▶ Instructions to follow
Repeat every record below exactly, leaving out the pictures.

▶ Records supplied
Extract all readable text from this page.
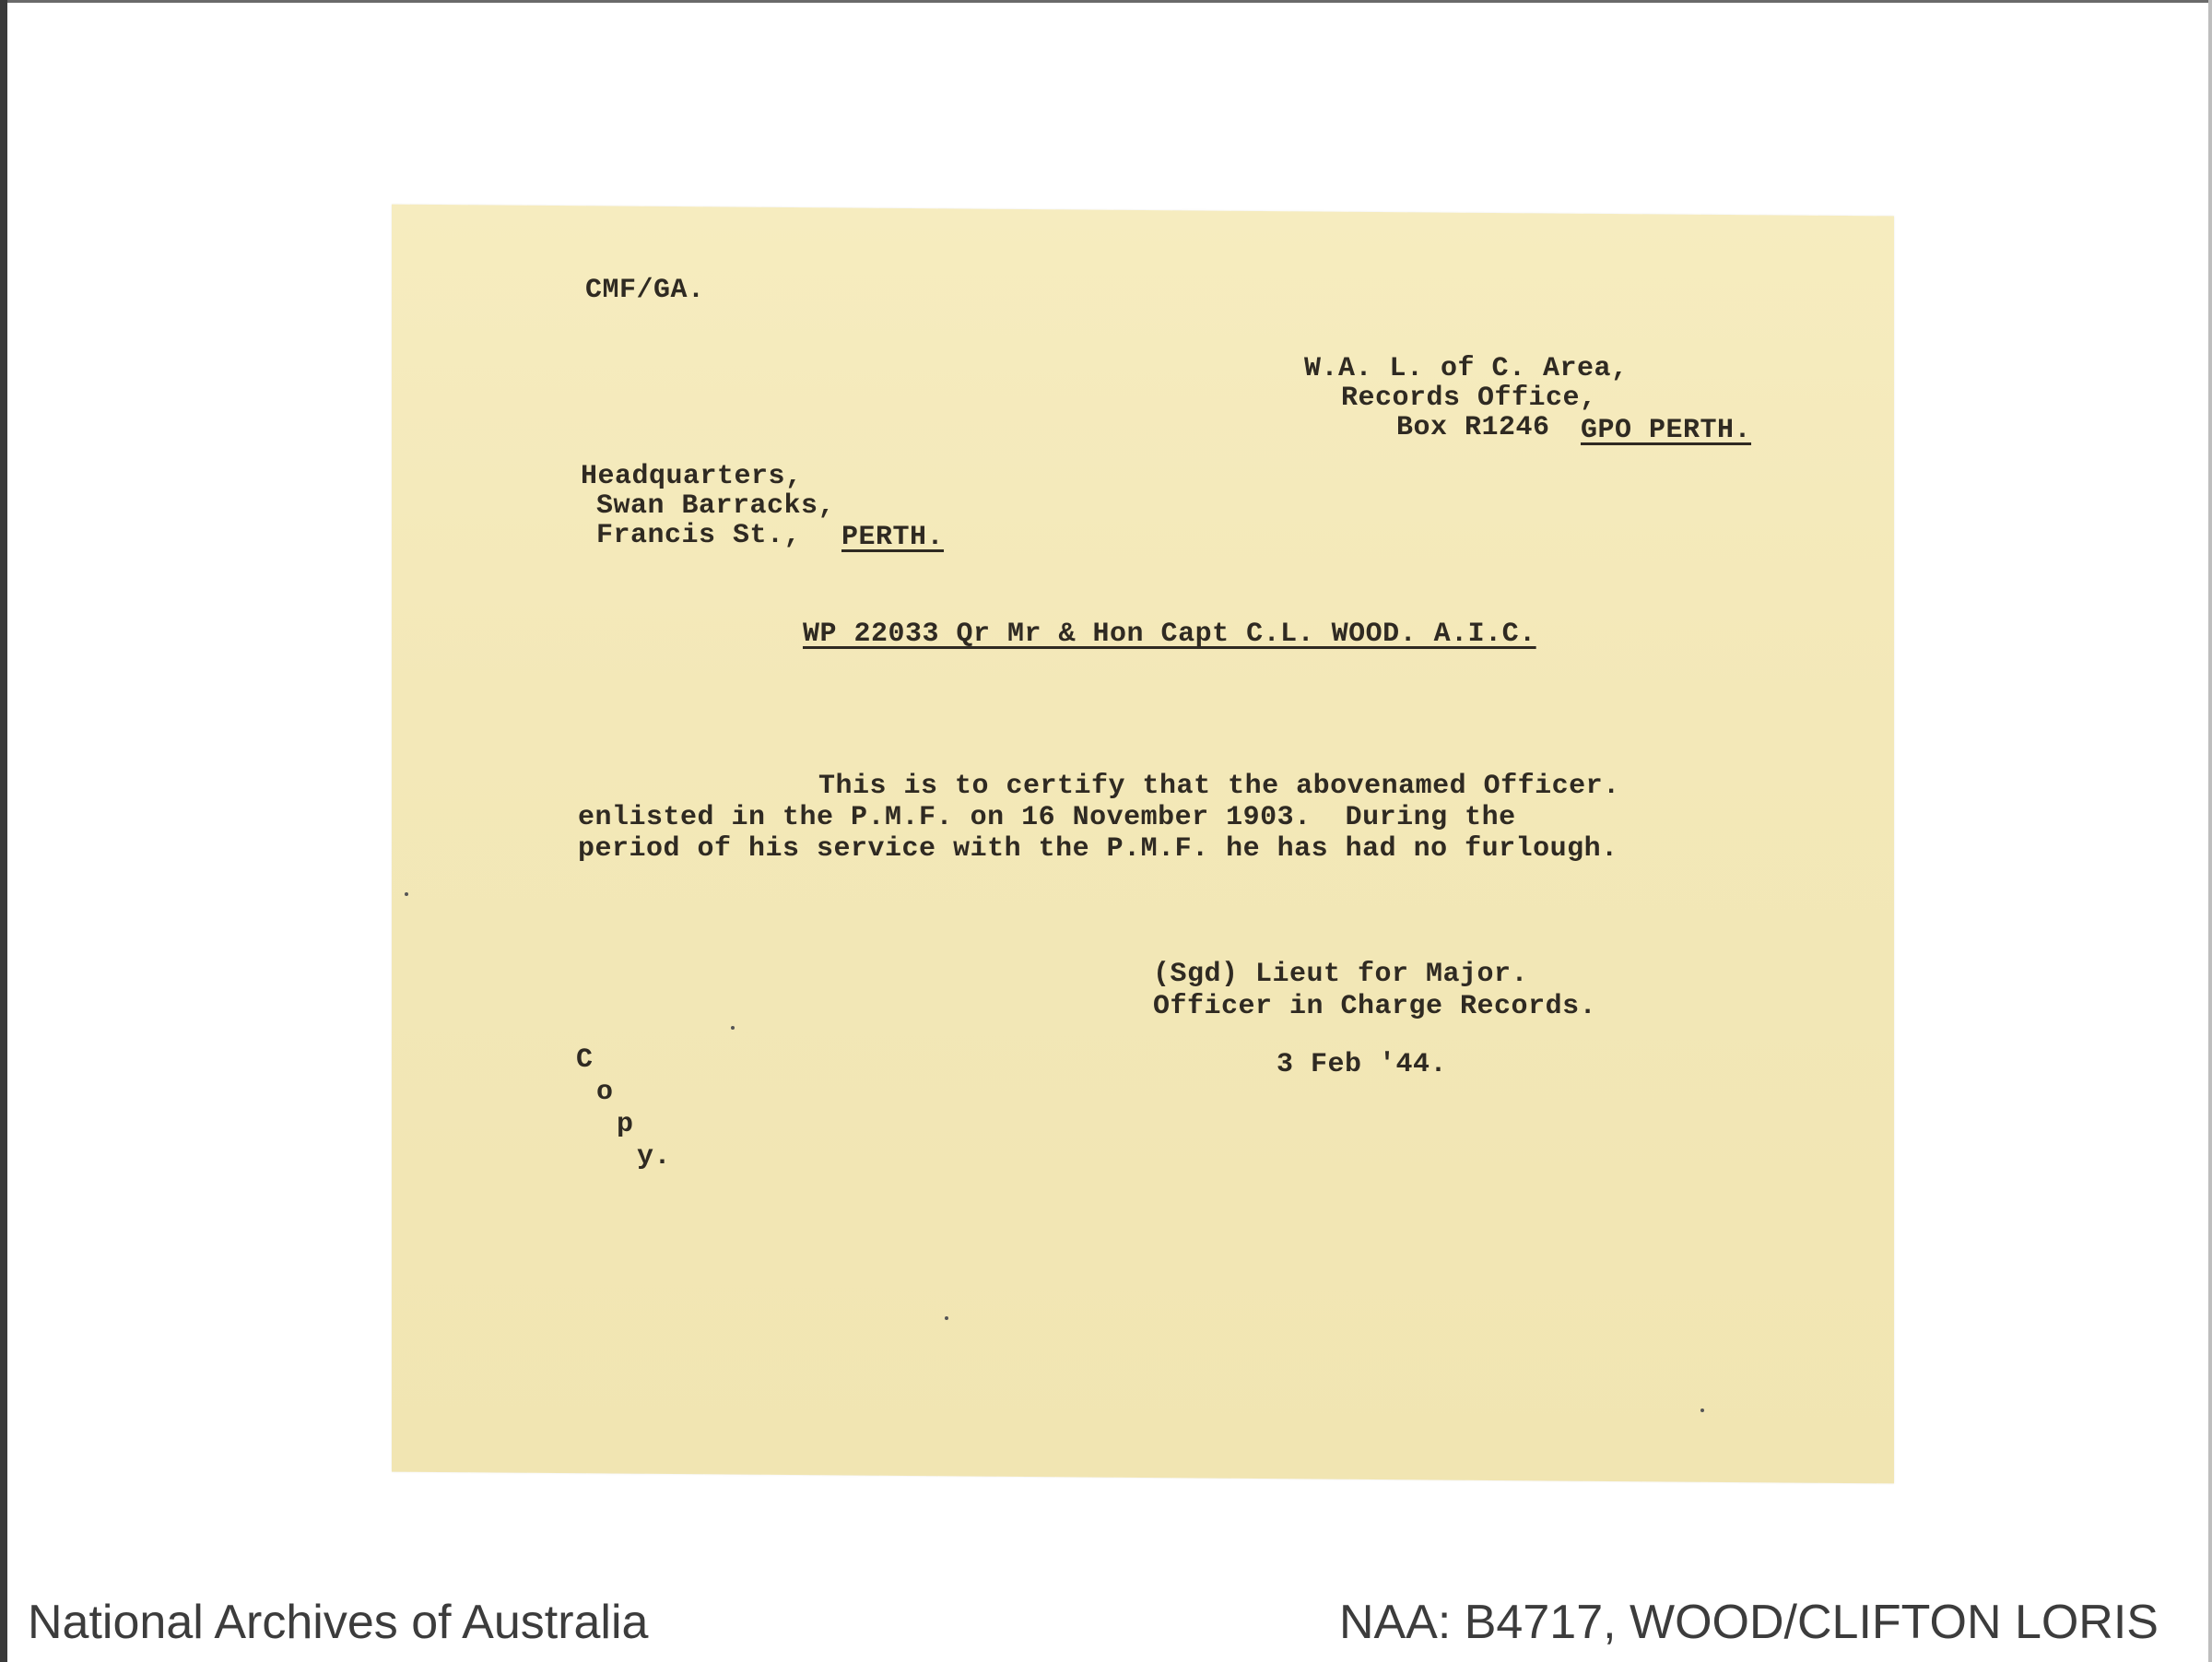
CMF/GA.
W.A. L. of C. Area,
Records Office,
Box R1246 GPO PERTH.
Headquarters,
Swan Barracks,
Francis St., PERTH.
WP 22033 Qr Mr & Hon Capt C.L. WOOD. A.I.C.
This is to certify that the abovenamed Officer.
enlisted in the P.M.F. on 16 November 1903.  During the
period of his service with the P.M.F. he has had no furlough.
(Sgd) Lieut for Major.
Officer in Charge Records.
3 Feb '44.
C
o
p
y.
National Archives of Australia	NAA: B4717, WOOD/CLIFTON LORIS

▶ Exercise response
Extract all readable text from this page.
CMF/GA.
W.A. L. of C. Area,
Records Office,
Box R1246 GPO PERTH.
Headquarters,
Swan Barracks,
Francis St., PERTH.
WP 22033 Qr Mr & Hon Capt C.L. WOOD. A.I.C.
This is to certify that the abovenamed Officer.
enlisted in the P.M.F. on 16 November 1903.  During the
period of his service with the P.M.F. he has had no furlough.
(Sgd) Lieut for Major.
Officer in Charge Records.
3 Feb '44.
C
o
p
y.
National Archives of Australia	NAA: B4717, WOOD/CLIFTON LORIS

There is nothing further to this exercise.